Records from a collection of figures
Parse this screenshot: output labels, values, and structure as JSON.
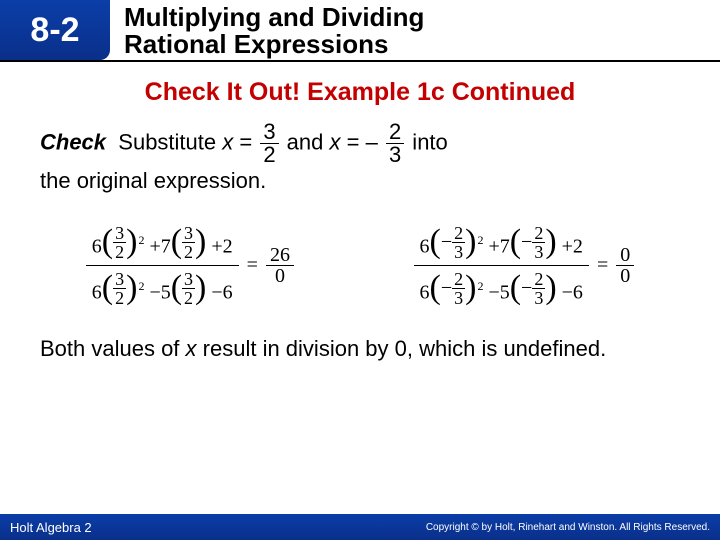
{
  "header": {
    "chapter": "8-2",
    "title_line1": "Multiplying and Dividing",
    "title_line2": "Rational Expressions"
  },
  "section": "Check It Out! Example 1c Continued",
  "check": {
    "label": "Check",
    "pre": "Substitute ",
    "var1": "x",
    "eq": " = ",
    "f1_num": "3",
    "f1_den": "2",
    "mid": " and ",
    "var2": "x",
    "neg": " – ",
    "f2_num": "2",
    "f2_den": "3",
    "post": " into",
    "line2": "the original expression."
  },
  "eqA": {
    "c6a": "6",
    "c6b": "6",
    "fn": "3",
    "fd": "2",
    "p7": "+7",
    "p2": "+2",
    "m5": "−5",
    "m6": "−6",
    "rnum": "26",
    "rden": "0"
  },
  "eqB": {
    "c6a": "6",
    "c6b": "6",
    "fn": "2",
    "fd": "3",
    "neg": "−",
    "p7": "+7",
    "p2": "+2",
    "m5": "−5",
    "m6": "−6",
    "rnum": "0",
    "rden": "0"
  },
  "conclusion": {
    "t1": "Both values of ",
    "x": "x",
    "t2": " result in division by 0, which is undefined."
  },
  "footer": {
    "book": "Holt Algebra 2",
    "copyright": "Copyright © by Holt, Rinehart and Winston. All Rights Reserved."
  }
}
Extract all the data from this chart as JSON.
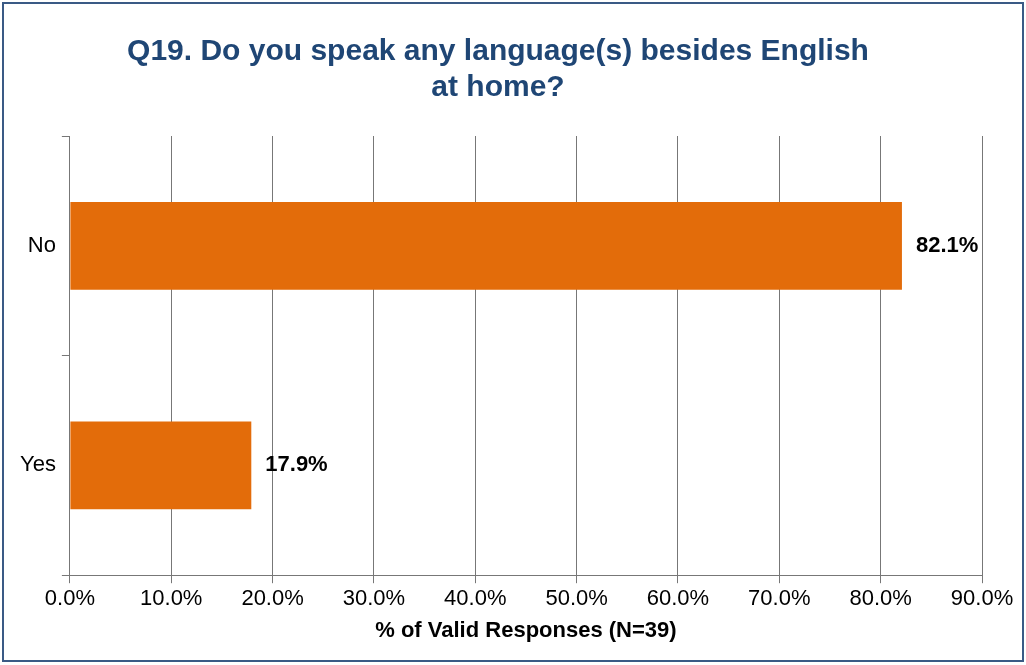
{
  "chart_data": {
    "type": "bar",
    "orientation": "horizontal",
    "title": "Q19. Do you speak any language(s) besides English at home?",
    "xlabel": "% of Valid Responses (N=39)",
    "categories": [
      "No",
      "Yes"
    ],
    "values": [
      82.1,
      17.9
    ],
    "color": "#e36c0a",
    "value_labels": [
      "82.1%",
      "17.9%"
    ],
    "xlim": [
      0,
      90
    ],
    "xticks": [
      {
        "value": 0,
        "label": "0.0%"
      },
      {
        "value": 10,
        "label": "10.0%"
      },
      {
        "value": 20,
        "label": "20.0%"
      },
      {
        "value": 30,
        "label": "30.0%"
      },
      {
        "value": 40,
        "label": "40.0%"
      },
      {
        "value": 50,
        "label": "50.0%"
      },
      {
        "value": 60,
        "label": "60.0%"
      },
      {
        "value": 70,
        "label": "70.0%"
      },
      {
        "value": 80,
        "label": "80.0%"
      },
      {
        "value": 90,
        "label": "90.0%"
      }
    ],
    "grid": "x",
    "legend": false
  }
}
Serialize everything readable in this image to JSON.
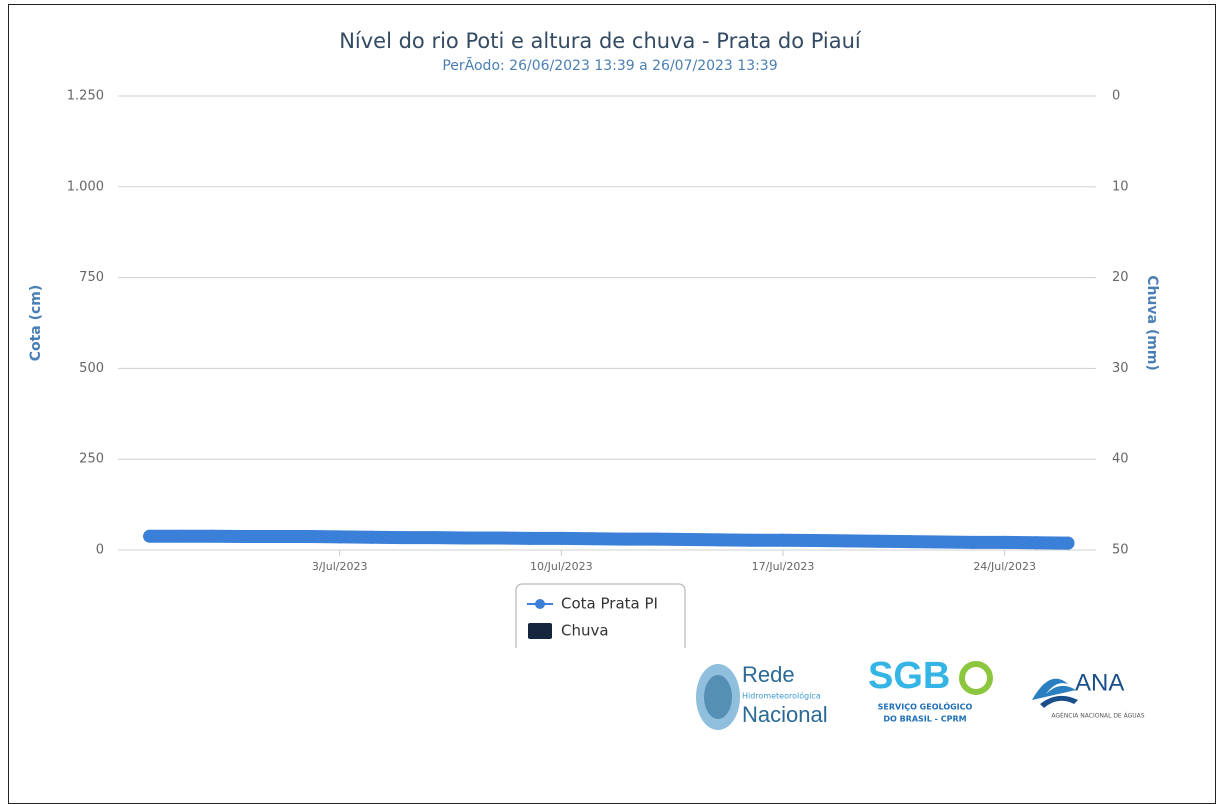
{
  "chart_data": {
    "type": "line",
    "title": "Nível do rio Poti e altura de chuva - Prata do Piauí",
    "subtitle": "PerÃodo: 26/06/2023 13:39 a 26/07/2023 13:39",
    "y_label": "Cota (cm)",
    "y2_label": "Chuva (mm)",
    "x": [
      "2023-06-27",
      "2023-06-28",
      "2023-06-29",
      "2023-06-30",
      "2023-07-01",
      "2023-07-02",
      "2023-07-03",
      "2023-07-04",
      "2023-07-05",
      "2023-07-06",
      "2023-07-07",
      "2023-07-08",
      "2023-07-09",
      "2023-07-10",
      "2023-07-11",
      "2023-07-12",
      "2023-07-13",
      "2023-07-14",
      "2023-07-15",
      "2023-07-16",
      "2023-07-17",
      "2023-07-18",
      "2023-07-19",
      "2023-07-20",
      "2023-07-21",
      "2023-07-22",
      "2023-07-23",
      "2023-07-24",
      "2023-07-25",
      "2023-07-26"
    ],
    "series": [
      {
        "name": "Cota Prata PI",
        "color": "#3a7fd8",
        "values": [
          38,
          38,
          38,
          37,
          37,
          37,
          36,
          35,
          34,
          34,
          33,
          33,
          32,
          32,
          31,
          30,
          30,
          29,
          28,
          27,
          27,
          26,
          25,
          24,
          23,
          22,
          21,
          21,
          20,
          19
        ]
      },
      {
        "name": "Chuva",
        "color": "#15253d",
        "axis": "y2",
        "values": [
          0,
          0,
          0,
          0,
          0,
          0,
          0,
          0,
          0,
          0,
          0,
          0,
          0,
          0,
          0,
          0,
          0,
          0,
          0,
          0,
          0,
          0,
          0,
          0,
          0,
          0,
          0,
          0,
          0,
          0
        ]
      }
    ],
    "xlim": [
      "2023-06-26T13:39",
      "2023-07-26T13:39"
    ],
    "xticks": [
      {
        "value": "2023-07-03",
        "label": "3/Jul/2023"
      },
      {
        "value": "2023-07-10",
        "label": "10/Jul/2023"
      },
      {
        "value": "2023-07-17",
        "label": "17/Jul/2023"
      },
      {
        "value": "2023-07-24",
        "label": "24/Jul/2023"
      }
    ],
    "ylim": [
      0,
      1250
    ],
    "yticks": [
      0,
      250,
      500,
      750,
      {
        "value": 1000,
        "label": "1.000"
      },
      {
        "value": 1250,
        "label": "1.250"
      }
    ],
    "y2lim": [
      50,
      0
    ],
    "y2ticks": [
      0,
      10,
      20,
      30,
      40,
      50
    ],
    "grid": true
  },
  "logos": {
    "rede": [
      "Rede",
      "Hidrometeorológica",
      "Nacional"
    ],
    "sgb": [
      "SGB",
      "SERVIÇO GEOLÓGICO",
      "DO BRASIL - CPRM"
    ],
    "ana": [
      "ANA",
      "AGÊNCIA NACIONAL DE ÁGUAS"
    ]
  }
}
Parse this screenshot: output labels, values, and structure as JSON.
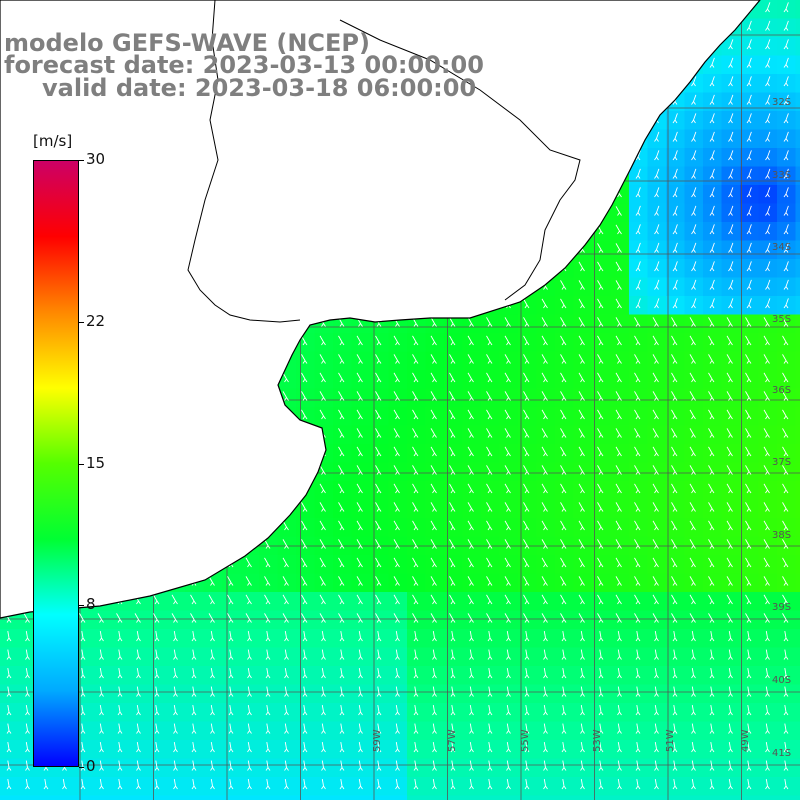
{
  "title": {
    "line1": "modelo GEFS-WAVE (NCEP)",
    "line2": "forecast date: 2023-03-13 00:00:00",
    "line3": "valid date: 2023-03-18 06:00:00"
  },
  "colorbar": {
    "unit": "[m/s]",
    "ticks": [
      "30",
      "22",
      "15",
      "8",
      "0"
    ],
    "tick_values": [
      30,
      22,
      15,
      8,
      0
    ],
    "range": [
      0,
      30
    ],
    "colors": [
      "#0000ff",
      "#00aaff",
      "#00ffff",
      "#00ff33",
      "#55ff00",
      "#ffff00",
      "#ff8800",
      "#ff0000",
      "#cc0066"
    ]
  },
  "map": {
    "field": "wind speed",
    "grid": true,
    "land_color": "#ffffff",
    "coast_color": "#000000",
    "arrow_color": "#ffffff",
    "lon_labels": [
      "59W",
      "57W",
      "55W",
      "53W",
      "51W",
      "49W"
    ],
    "lat_labels": [
      "32S",
      "33S",
      "34S",
      "35S",
      "36S",
      "37S",
      "38S",
      "39S",
      "40S",
      "41S"
    ]
  }
}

Written problem »
Omit the pictures and restate the rest of the records verbatim.

In response »
Parse this screenshot: output labels, values, and structure as JSON.
{
  "header": {
    "chapter": "8-2",
    "title_line1": "Multiplying and Dividing",
    "title_line2": "Rational Expressions"
  },
  "section": "Check It Out! Example 1c Continued",
  "check": {
    "label": "Check",
    "pre": "Substitute ",
    "var1": "x",
    "eq": " = ",
    "f1_num": "3",
    "f1_den": "2",
    "mid": " and ",
    "var2": "x",
    "neg": " – ",
    "f2_num": "2",
    "f2_den": "3",
    "post": " into",
    "line2": "the original expression."
  },
  "eqA": {
    "c6a": "6",
    "c6b": "6",
    "fn": "3",
    "fd": "2",
    "p7": "+7",
    "p2": "+2",
    "m5": "−5",
    "m6": "−6",
    "rnum": "26",
    "rden": "0"
  },
  "eqB": {
    "c6a": "6",
    "c6b": "6",
    "fn": "2",
    "fd": "3",
    "neg": "−",
    "p7": "+7",
    "p2": "+2",
    "m5": "−5",
    "m6": "−6",
    "rnum": "0",
    "rden": "0"
  },
  "conclusion": {
    "t1": "Both values of ",
    "x": "x",
    "t2": " result in division by 0, which is undefined."
  },
  "footer": {
    "book": "Holt Algebra 2",
    "copyright": "Copyright © by Holt, Rinehart and Winston. All Rights Reserved."
  }
}
Extract all the data from this chart as JSON.
{
  "chart_data": {
    "type": "bar",
    "orientation": "horizontal",
    "title": "Q19. Do you speak any language(s) besides English at home?",
    "xlabel": "% of Valid Responses (N=39)",
    "categories": [
      "No",
      "Yes"
    ],
    "values": [
      82.1,
      17.9
    ],
    "color": "#e36c0a",
    "value_labels": [
      "82.1%",
      "17.9%"
    ],
    "xlim": [
      0,
      90
    ],
    "xticks": [
      {
        "value": 0,
        "label": "0.0%"
      },
      {
        "value": 10,
        "label": "10.0%"
      },
      {
        "value": 20,
        "label": "20.0%"
      },
      {
        "value": 30,
        "label": "30.0%"
      },
      {
        "value": 40,
        "label": "40.0%"
      },
      {
        "value": 50,
        "label": "50.0%"
      },
      {
        "value": 60,
        "label": "60.0%"
      },
      {
        "value": 70,
        "label": "70.0%"
      },
      {
        "value": 80,
        "label": "80.0%"
      },
      {
        "value": 90,
        "label": "90.0%"
      }
    ],
    "grid": "x",
    "legend": false
  }
}
Serialize everything readable in this image to JSON.
{
  "chart_data": {
    "type": "line",
    "title": "Nível do rio Poti e altura de chuva - Prata do Piauí",
    "subtitle": "PerÃodo: 26/06/2023 13:39 a 26/07/2023 13:39",
    "y_label": "Cota (cm)",
    "y2_label": "Chuva (mm)",
    "x": [
      "2023-06-27",
      "2023-06-28",
      "2023-06-29",
      "2023-06-30",
      "2023-07-01",
      "2023-07-02",
      "2023-07-03",
      "2023-07-04",
      "2023-07-05",
      "2023-07-06",
      "2023-07-07",
      "2023-07-08",
      "2023-07-09",
      "2023-07-10",
      "2023-07-11",
      "2023-07-12",
      "2023-07-13",
      "2023-07-14",
      "2023-07-15",
      "2023-07-16",
      "2023-07-17",
      "2023-07-18",
      "2023-07-19",
      "2023-07-20",
      "2023-07-21",
      "2023-07-22",
      "2023-07-23",
      "2023-07-24",
      "2023-07-25",
      "2023-07-26"
    ],
    "series": [
      {
        "name": "Cota Prata PI",
        "color": "#3a7fd8",
        "values": [
          38,
          38,
          38,
          37,
          37,
          37,
          36,
          35,
          34,
          34,
          33,
          33,
          32,
          32,
          31,
          30,
          30,
          29,
          28,
          27,
          27,
          26,
          25,
          24,
          23,
          22,
          21,
          21,
          20,
          19
        ]
      },
      {
        "name": "Chuva",
        "color": "#15253d",
        "axis": "y2",
        "values": [
          0,
          0,
          0,
          0,
          0,
          0,
          0,
          0,
          0,
          0,
          0,
          0,
          0,
          0,
          0,
          0,
          0,
          0,
          0,
          0,
          0,
          0,
          0,
          0,
          0,
          0,
          0,
          0,
          0,
          0
        ]
      }
    ],
    "xlim": [
      "2023-06-26T13:39",
      "2023-07-26T13:39"
    ],
    "xticks": [
      {
        "value": "2023-07-03",
        "label": "3/Jul/2023"
      },
      {
        "value": "2023-07-10",
        "label": "10/Jul/2023"
      },
      {
        "value": "2023-07-17",
        "label": "17/Jul/2023"
      },
      {
        "value": "2023-07-24",
        "label": "24/Jul/2023"
      }
    ],
    "ylim": [
      0,
      1250
    ],
    "yticks": [
      0,
      250,
      500,
      750,
      {
        "value": 1000,
        "label": "1.000"
      },
      {
        "value": 1250,
        "label": "1.250"
      }
    ],
    "y2lim": [
      50,
      0
    ],
    "y2ticks": [
      0,
      10,
      20,
      30,
      40,
      50
    ],
    "grid": true
  },
  "logos": {
    "rede": [
      "Rede",
      "Hidrometeorológica",
      "Nacional"
    ],
    "sgb": [
      "SGB",
      "SERVIÇO GEOLÓGICO",
      "DO BRASIL - CPRM"
    ],
    "ana": [
      "ANA",
      "AGÊNCIA NACIONAL DE ÁGUAS"
    ]
  }
}
Parse this screenshot: output labels, values, and structure as JSON.
{
  "title": {
    "line1": "modelo GEFS-WAVE (NCEP)",
    "line2": "forecast date: 2023-03-13 00:00:00",
    "line3": "valid date: 2023-03-18 06:00:00"
  },
  "colorbar": {
    "unit": "[m/s]",
    "ticks": [
      "30",
      "22",
      "15",
      "8",
      "0"
    ],
    "tick_values": [
      30,
      22,
      15,
      8,
      0
    ],
    "range": [
      0,
      30
    ],
    "colors": [
      "#0000ff",
      "#00aaff",
      "#00ffff",
      "#00ff33",
      "#55ff00",
      "#ffff00",
      "#ff8800",
      "#ff0000",
      "#cc0066"
    ]
  },
  "map": {
    "field": "wind speed",
    "grid": true,
    "land_color": "#ffffff",
    "coast_color": "#000000",
    "arrow_color": "#ffffff",
    "lon_labels": [
      "59W",
      "57W",
      "55W",
      "53W",
      "51W",
      "49W"
    ],
    "lat_labels": [
      "32S",
      "33S",
      "34S",
      "35S",
      "36S",
      "37S",
      "38S",
      "39S",
      "40S",
      "41S"
    ]
  }
}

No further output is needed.